* Exercise: Check each line below for the word "chung", and copy those that have it.
### Input records
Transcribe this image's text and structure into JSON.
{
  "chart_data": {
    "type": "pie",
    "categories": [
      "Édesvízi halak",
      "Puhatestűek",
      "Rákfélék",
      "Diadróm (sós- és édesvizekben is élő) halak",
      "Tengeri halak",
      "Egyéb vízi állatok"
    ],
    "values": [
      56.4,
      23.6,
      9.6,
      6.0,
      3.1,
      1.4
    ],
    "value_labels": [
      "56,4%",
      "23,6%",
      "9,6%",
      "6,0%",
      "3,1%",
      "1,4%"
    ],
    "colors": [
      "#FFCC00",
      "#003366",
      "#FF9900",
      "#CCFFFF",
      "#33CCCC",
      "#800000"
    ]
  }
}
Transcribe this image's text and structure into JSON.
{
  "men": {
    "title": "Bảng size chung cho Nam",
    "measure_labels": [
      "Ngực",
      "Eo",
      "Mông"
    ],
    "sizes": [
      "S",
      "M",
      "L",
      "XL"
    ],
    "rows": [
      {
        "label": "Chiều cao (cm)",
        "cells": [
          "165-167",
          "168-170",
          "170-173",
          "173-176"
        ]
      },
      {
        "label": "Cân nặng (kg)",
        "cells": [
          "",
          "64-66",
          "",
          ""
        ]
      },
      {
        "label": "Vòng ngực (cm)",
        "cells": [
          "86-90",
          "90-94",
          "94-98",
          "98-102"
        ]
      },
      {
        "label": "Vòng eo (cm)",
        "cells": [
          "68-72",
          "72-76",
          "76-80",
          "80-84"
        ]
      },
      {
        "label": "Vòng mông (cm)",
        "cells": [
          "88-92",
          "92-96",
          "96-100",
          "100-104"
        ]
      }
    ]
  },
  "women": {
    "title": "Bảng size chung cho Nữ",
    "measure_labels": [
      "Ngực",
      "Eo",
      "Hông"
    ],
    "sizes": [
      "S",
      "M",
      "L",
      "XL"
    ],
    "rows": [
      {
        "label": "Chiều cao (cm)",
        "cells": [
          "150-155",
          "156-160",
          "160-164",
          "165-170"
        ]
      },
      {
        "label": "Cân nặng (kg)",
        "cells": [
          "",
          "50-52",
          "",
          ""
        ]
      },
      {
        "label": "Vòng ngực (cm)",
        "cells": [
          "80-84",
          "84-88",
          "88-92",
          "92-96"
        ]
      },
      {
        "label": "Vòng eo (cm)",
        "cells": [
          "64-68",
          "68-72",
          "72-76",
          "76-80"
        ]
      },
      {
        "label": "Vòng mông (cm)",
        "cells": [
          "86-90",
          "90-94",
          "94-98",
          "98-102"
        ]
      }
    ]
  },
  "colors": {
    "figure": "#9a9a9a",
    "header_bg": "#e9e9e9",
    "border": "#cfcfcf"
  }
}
######
* Answer:
    "title": "Bảng size chung cho Nam",
    "title": "Bảng size chung cho Nữ",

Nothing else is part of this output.